## Stored records:
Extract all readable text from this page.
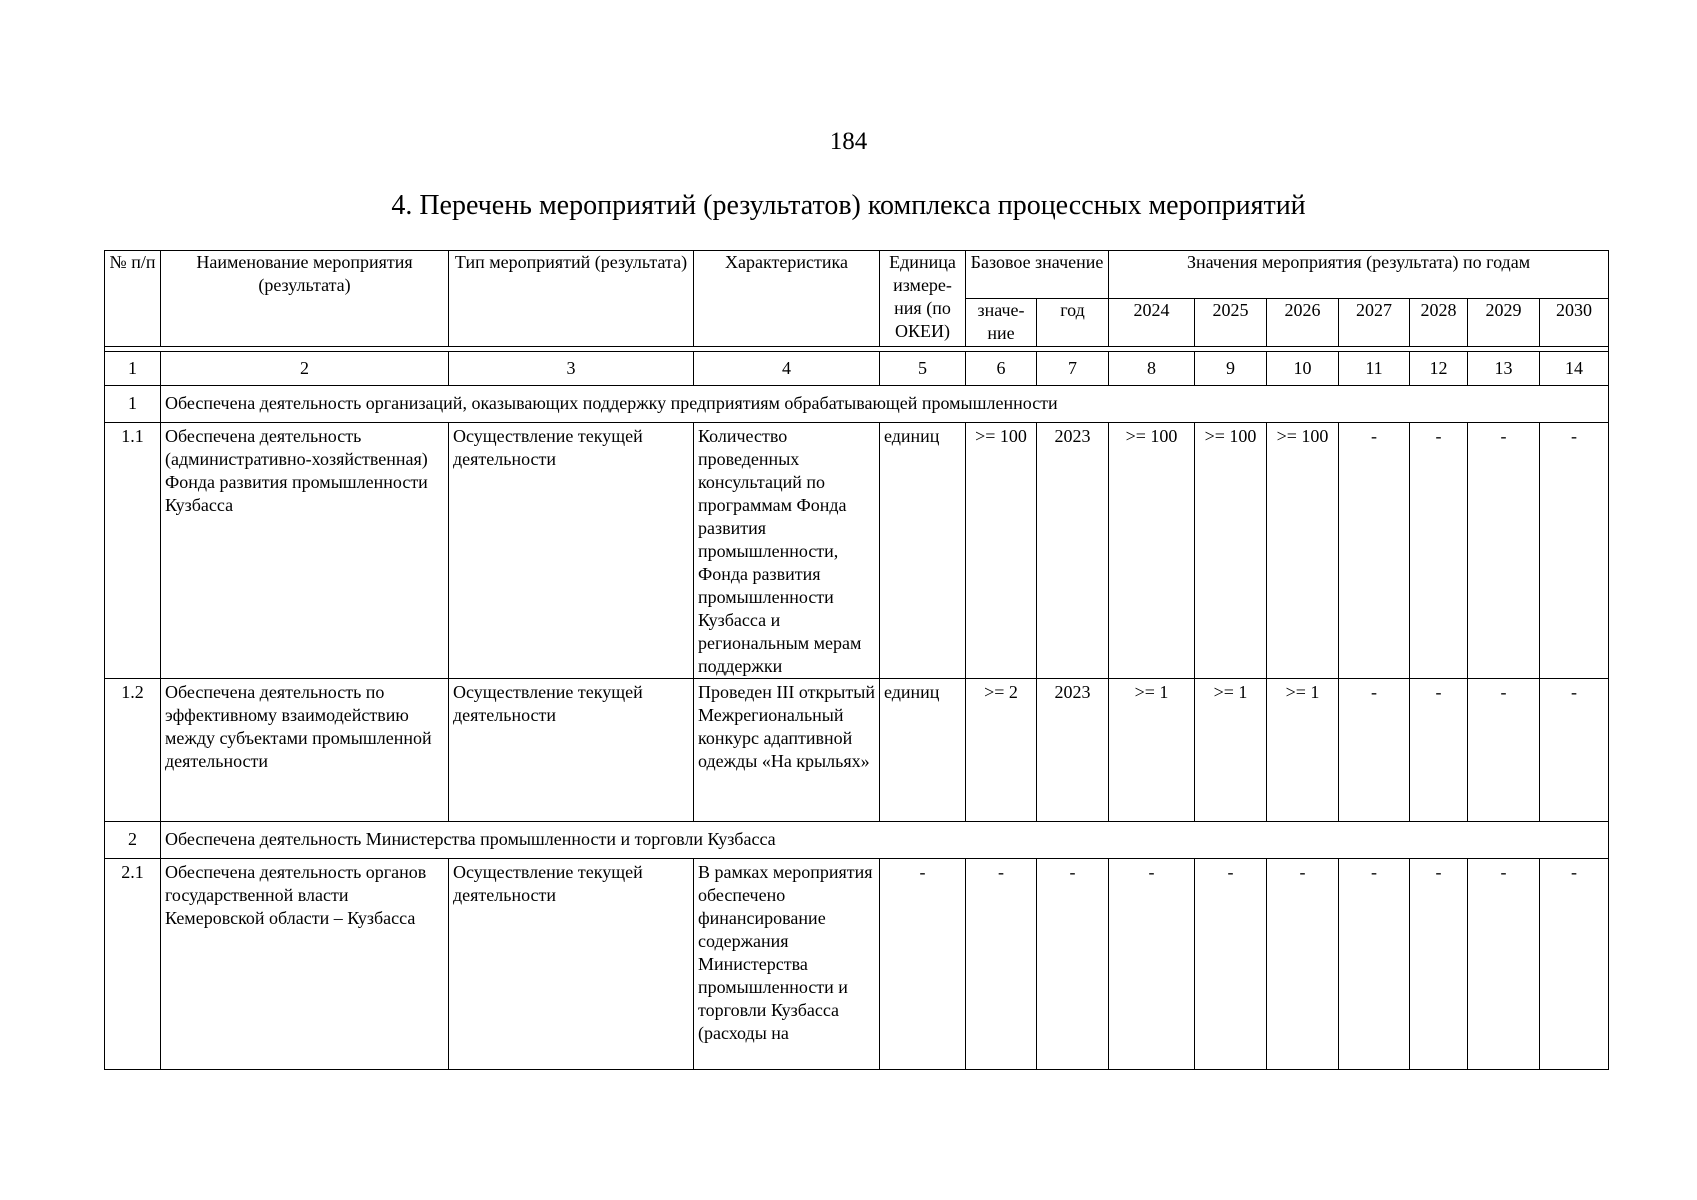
184
4. Перечень мероприятий (результатов) комплекса процессных мероприятий
№ п/п	Наименование мероприятия (результата)	Тип мероприятий (результата)	Характеристика	Единица измере-ния (по ОКЕИ)	Базовое значение		Значения мероприятия (результата) по годам						
					значе-ние	год	2024	2025	2026	2027	2028	2029	2030

1	2	3	4	5	6	7	8	9	10	11	12	13	14
1	Обеспечена деятельность организаций, оказывающих поддержку предприятиям обрабатывающей промышленности												
1.1	Обеспечена деятельность (административно-хозяйственная) Фонда развития промышленности Кузбасса	Осуществление текущей деятельности	Количество проведенных консультаций по программам Фонда развития промышленности, Фонда развития промышленности Кузбасса и региональным мерам поддержки	единиц	>= 100	2023	>= 100	>= 100	>= 100	-	-	-	-
1.2	Обеспечена деятельность по эффективному взаимодействию между субъектами промышленной деятельности	Осуществление текущей деятельности	Проведен III открытый Межрегиональный конкурс адаптивной одежды «На крыльях»	единиц	>= 2	2023	>= 1	>= 1	>= 1	-	-	-	-
2	Обеспечена деятельность Министерства промышленности и торговли Кузбасса												
2.1	Обеспечена деятельность органов государственной власти Кемеровской области – Кузбасса	Осуществление текущей деятельности	В рамках мероприятия обеспечено финансирование содержания Министерства промышленности и торговли Кузбасса (расходы на	-	-	-	-	-	-	-	-	-	-
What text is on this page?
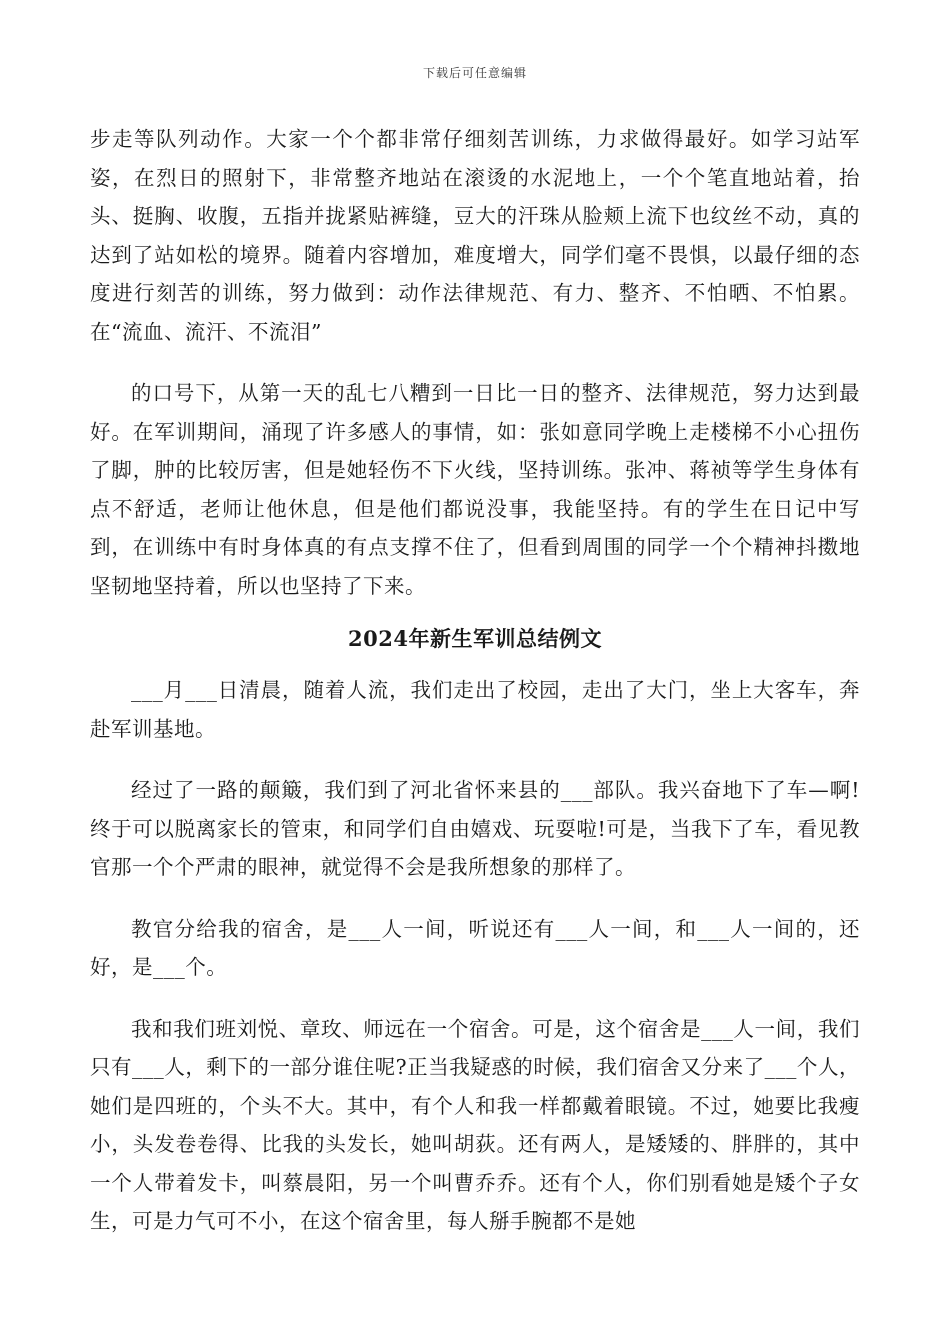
下载后可任意编辑

步走等队列动作。大家一个个都非常仔细刻苦训练，力求做得最好。如学习站军姿，在烈日的照射下，非常整齐地站在滚烫的水泥地上，一个个笔直地站着，抬头、挺胸、收腹，五指并拢紧贴裤缝，豆大的汗珠从脸颊上流下也纹丝不动，真的达到了站如松的境界。随着内容增加，难度增大，同学们毫不畏惧，以最仔细的态度进行刻苦的训练，努力做到：动作法律规范、有力、整齐、不怕晒、不怕累。在“流血、流汗、不流泪”

的口号下，从第一天的乱七八糟到一日比一日的整齐、法律规范，努力达到最好。在军训期间，涌现了许多感人的事情，如：张如意同学晚上走楼梯不小心扭伤了脚，肿的比较厉害，但是她轻伤不下火线，坚持训练。张冲、蒋祯等学生身体有点不舒适，老师让他休息，但是他们都说没事，我能坚持。有的学生在日记中写到，在训练中有时身体真的有点支撑不住了，但看到周围的同学一个个精神抖擞地坚韧地坚持着，所以也坚持了下来。

2024年新生军训总结例文

___月___日清晨，随着人流，我们走出了校园，走出了大门，坐上大客车，奔赴军训基地。

经过了一路的颠簸，我们到了河北省怀来县的___部队。我兴奋地下了车—啊!终于可以脱离家长的管束，和同学们自由嬉戏、玩耍啦!可是，当我下了车，看见教官那一个个严肃的眼神，就觉得不会是我所想象的那样了。

教官分给我的宿舍，是___人一间，听说还有___人一间，和___人一间的，还好，是___个。

我和我们班刘悦、章玫、师远在一个宿舍。可是，这个宿舍是___人一间，我们只有___人，剩下的一部分谁住呢?正当我疑惑的时候，我们宿舍又分来了___个人，她们是四班的，个头不大。其中，有个人和我一样都戴着眼镜。不过，她要比我瘦小，头发卷卷得、比我的头发长，她叫胡荻。还有两人，是矮矮的、胖胖的，其中一个人带着发卡，叫蔡晨阳，另一个叫曹乔乔。还有个人，你们别看她是矮个子女生，可是力气可不小，在这个宿舍里，每人掰手腕都不是她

## Short problem:
Repeat the lines from the line containing "What text is on this page?" through the end of the material above exactly, with no pictures and nothing else.

## Solved exercise:
What text is on this page?
下载后可任意编辑

步走等队列动作。大家一个个都非常仔细刻苦训练，力求做得最好。如学习站军姿，在烈日的照射下，非常整齐地站在滚烫的水泥地上，一个个笔直地站着，抬头、挺胸、收腹，五指并拢紧贴裤缝，豆大的汗珠从脸颊上流下也纹丝不动，真的达到了站如松的境界。随着内容增加，难度增大，同学们毫不畏惧，以最仔细的态度进行刻苦的训练，努力做到：动作法律规范、有力、整齐、不怕晒、不怕累。在“流血、流汗、不流泪”

的口号下，从第一天的乱七八糟到一日比一日的整齐、法律规范，努力达到最好。在军训期间，涌现了许多感人的事情，如：张如意同学晚上走楼梯不小心扭伤了脚，肿的比较厉害，但是她轻伤不下火线，坚持训练。张冲、蒋祯等学生身体有点不舒适，老师让他休息，但是他们都说没事，我能坚持。有的学生在日记中写到，在训练中有时身体真的有点支撑不住了，但看到周围的同学一个个精神抖擞地坚韧地坚持着，所以也坚持了下来。

2024年新生军训总结例文

___月___日清晨，随着人流，我们走出了校园，走出了大门，坐上大客车，奔赴军训基地。

经过了一路的颠簸，我们到了河北省怀来县的___部队。我兴奋地下了车—啊!终于可以脱离家长的管束，和同学们自由嬉戏、玩耍啦!可是，当我下了车，看见教官那一个个严肃的眼神，就觉得不会是我所想象的那样了。

教官分给我的宿舍，是___人一间，听说还有___人一间，和___人一间的，还好，是___个。

我和我们班刘悦、章玫、师远在一个宿舍。可是，这个宿舍是___人一间，我们只有___人，剩下的一部分谁住呢?正当我疑惑的时候，我们宿舍又分来了___个人，她们是四班的，个头不大。其中，有个人和我一样都戴着眼镜。不过，她要比我瘦小，头发卷卷得、比我的头发长，她叫胡荻。还有两人，是矮矮的、胖胖的，其中一个人带着发卡，叫蔡晨阳，另一个叫曹乔乔。还有个人，你们别看她是矮个子女生，可是力气可不小，在这个宿舍里，每人掰手腕都不是她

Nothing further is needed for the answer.